Rows from a dataset
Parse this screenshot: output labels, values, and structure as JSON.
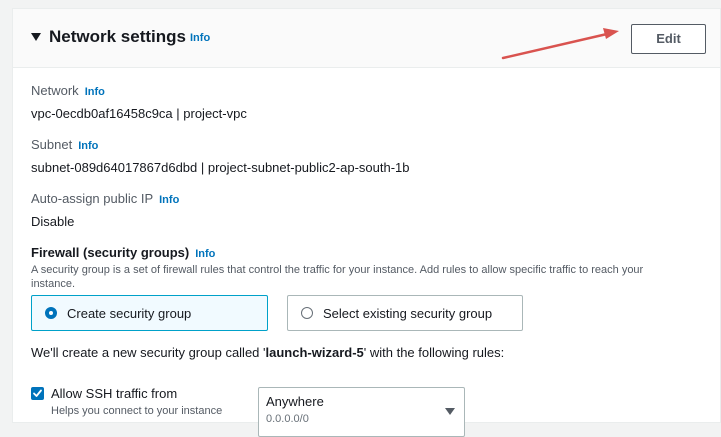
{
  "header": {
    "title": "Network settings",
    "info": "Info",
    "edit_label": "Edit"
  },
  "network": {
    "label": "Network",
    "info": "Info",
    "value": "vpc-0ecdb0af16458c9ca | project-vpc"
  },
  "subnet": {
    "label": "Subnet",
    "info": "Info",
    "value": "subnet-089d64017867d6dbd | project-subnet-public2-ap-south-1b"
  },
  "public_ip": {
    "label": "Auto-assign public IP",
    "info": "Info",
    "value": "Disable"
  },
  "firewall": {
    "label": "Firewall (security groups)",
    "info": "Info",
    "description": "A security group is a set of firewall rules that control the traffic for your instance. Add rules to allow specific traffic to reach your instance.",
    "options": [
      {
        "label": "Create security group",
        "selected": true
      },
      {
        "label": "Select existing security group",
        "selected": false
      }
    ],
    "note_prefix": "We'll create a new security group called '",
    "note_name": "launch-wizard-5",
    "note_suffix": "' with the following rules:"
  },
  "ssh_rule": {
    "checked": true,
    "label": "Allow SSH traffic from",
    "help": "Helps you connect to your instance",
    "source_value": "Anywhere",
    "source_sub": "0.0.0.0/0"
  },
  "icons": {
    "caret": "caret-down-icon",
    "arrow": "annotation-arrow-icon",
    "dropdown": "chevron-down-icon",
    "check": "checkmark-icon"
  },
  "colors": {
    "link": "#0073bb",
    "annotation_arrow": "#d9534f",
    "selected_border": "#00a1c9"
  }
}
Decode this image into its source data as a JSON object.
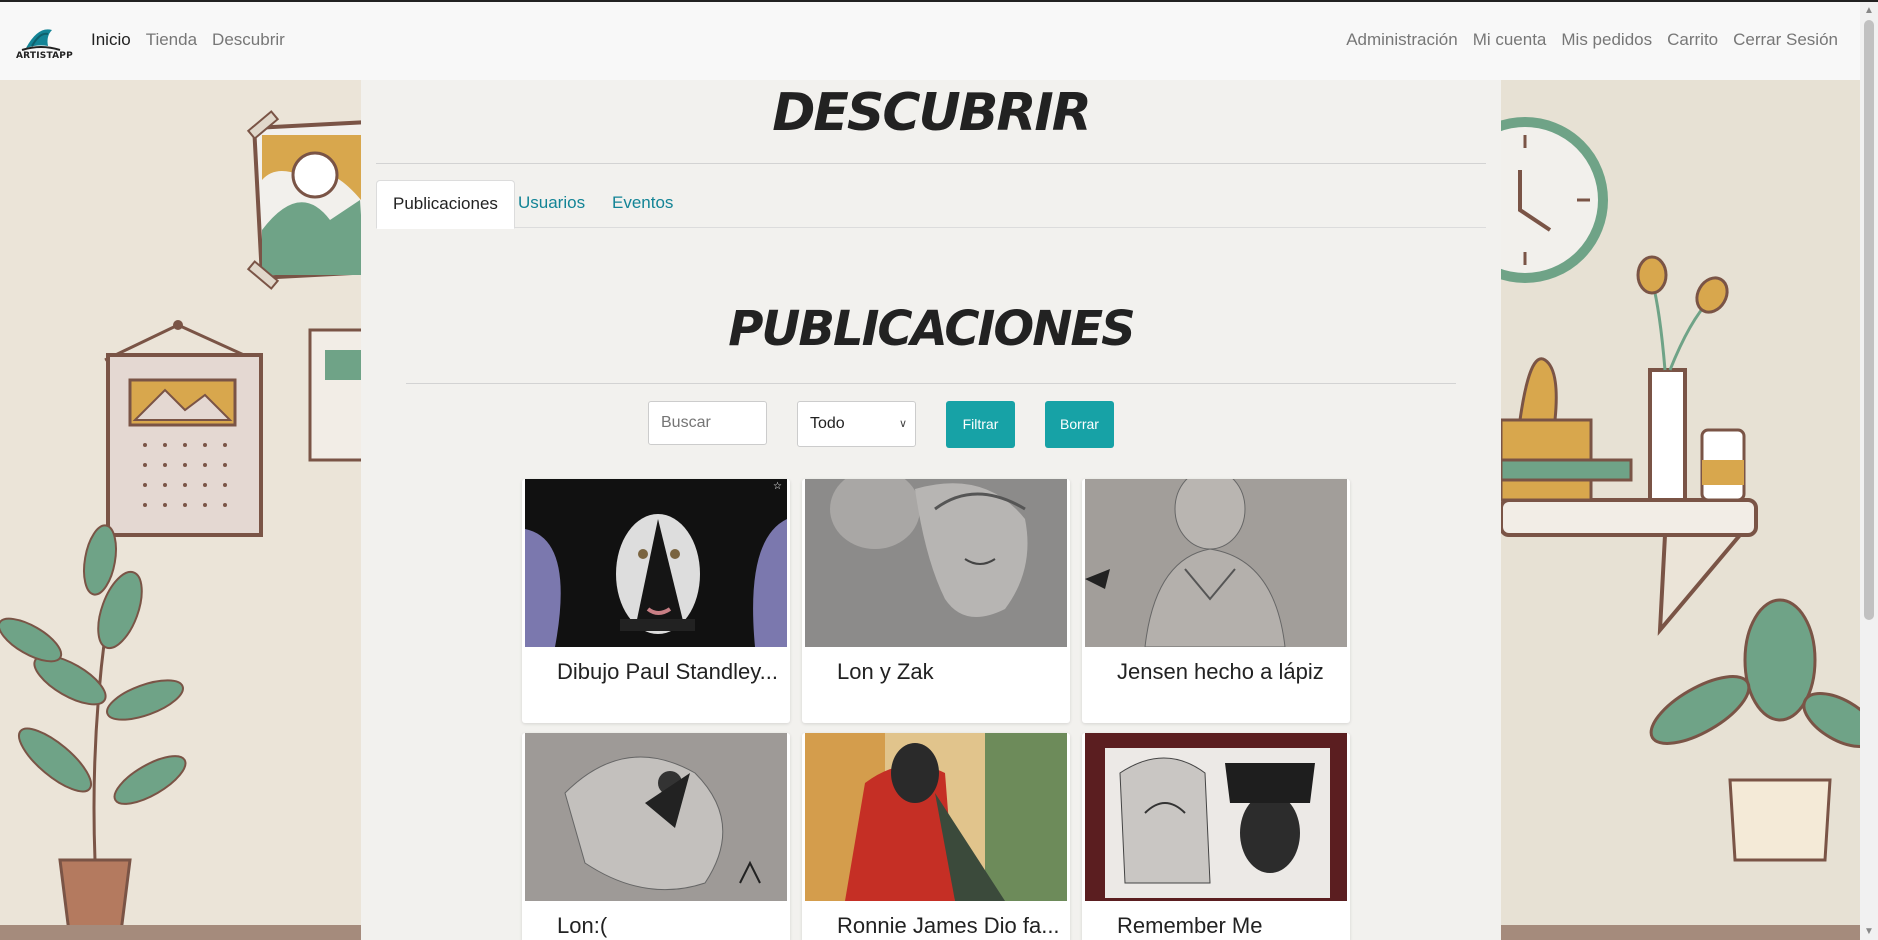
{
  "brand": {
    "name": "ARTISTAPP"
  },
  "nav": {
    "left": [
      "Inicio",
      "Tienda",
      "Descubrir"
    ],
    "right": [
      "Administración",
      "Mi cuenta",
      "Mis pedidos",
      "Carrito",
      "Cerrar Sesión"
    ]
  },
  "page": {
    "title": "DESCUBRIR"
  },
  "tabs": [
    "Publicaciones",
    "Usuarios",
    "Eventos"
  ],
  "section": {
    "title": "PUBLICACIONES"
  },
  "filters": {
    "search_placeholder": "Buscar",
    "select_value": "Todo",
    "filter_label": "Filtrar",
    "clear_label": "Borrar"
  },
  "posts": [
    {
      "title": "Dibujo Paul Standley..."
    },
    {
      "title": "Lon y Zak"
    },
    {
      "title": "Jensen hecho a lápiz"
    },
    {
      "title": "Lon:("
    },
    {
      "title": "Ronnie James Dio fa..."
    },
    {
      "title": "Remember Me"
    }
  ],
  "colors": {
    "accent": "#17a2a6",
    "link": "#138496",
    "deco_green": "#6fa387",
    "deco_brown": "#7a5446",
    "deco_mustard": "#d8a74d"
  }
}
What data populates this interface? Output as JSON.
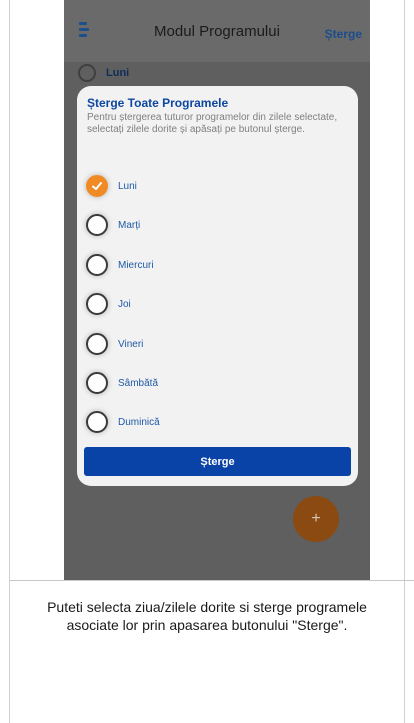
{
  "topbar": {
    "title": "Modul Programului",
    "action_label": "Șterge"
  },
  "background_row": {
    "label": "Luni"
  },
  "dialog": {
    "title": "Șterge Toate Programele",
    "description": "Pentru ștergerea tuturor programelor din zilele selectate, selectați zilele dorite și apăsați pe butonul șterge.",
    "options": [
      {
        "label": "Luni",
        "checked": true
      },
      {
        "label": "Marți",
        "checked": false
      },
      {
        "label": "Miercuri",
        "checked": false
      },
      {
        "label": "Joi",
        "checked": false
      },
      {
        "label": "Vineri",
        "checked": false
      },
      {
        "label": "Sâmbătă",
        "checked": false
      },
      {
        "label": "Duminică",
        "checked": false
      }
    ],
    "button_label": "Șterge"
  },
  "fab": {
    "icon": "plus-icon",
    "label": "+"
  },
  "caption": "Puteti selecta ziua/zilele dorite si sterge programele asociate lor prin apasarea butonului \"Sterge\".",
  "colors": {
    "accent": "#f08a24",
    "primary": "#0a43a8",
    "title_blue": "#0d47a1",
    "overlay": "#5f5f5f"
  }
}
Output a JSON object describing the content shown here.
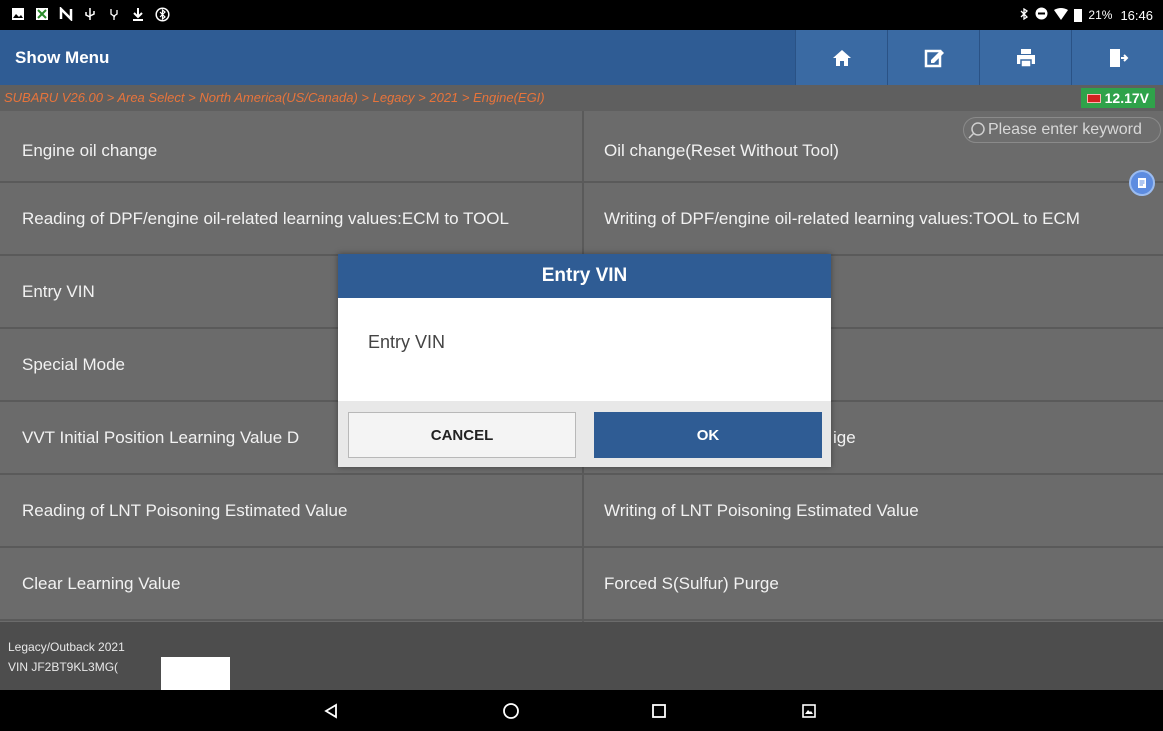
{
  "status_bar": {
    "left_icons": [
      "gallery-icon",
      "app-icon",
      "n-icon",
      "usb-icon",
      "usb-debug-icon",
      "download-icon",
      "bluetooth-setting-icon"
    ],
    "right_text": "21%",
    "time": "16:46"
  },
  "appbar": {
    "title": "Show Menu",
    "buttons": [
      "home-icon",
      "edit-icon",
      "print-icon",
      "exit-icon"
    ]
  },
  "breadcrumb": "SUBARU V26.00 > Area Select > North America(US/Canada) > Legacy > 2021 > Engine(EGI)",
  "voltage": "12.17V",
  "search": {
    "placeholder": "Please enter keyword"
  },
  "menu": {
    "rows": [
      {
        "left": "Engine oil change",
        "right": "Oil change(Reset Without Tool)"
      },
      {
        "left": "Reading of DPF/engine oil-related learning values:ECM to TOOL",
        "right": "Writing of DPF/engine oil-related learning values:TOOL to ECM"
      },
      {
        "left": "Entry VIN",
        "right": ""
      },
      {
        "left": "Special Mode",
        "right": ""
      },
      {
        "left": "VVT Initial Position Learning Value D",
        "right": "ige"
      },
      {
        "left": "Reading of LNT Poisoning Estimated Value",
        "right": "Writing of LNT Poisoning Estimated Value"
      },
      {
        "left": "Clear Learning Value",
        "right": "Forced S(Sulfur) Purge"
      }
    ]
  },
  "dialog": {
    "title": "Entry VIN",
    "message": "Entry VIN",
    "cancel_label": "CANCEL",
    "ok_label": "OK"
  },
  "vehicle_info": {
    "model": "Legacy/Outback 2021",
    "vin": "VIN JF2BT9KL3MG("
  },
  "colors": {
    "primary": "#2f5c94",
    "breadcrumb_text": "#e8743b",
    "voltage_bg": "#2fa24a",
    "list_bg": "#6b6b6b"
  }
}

**Requirement:**
Each line in the entries above that includes the string "Legacy" should be extracted.

**Output:**
  "breadcrumb": "SUBARU V26.00 > Area Select > North America(US/Canada) > Legacy > 2021 > Engine(EGI)",
    "model": "Legacy/Outback 2021",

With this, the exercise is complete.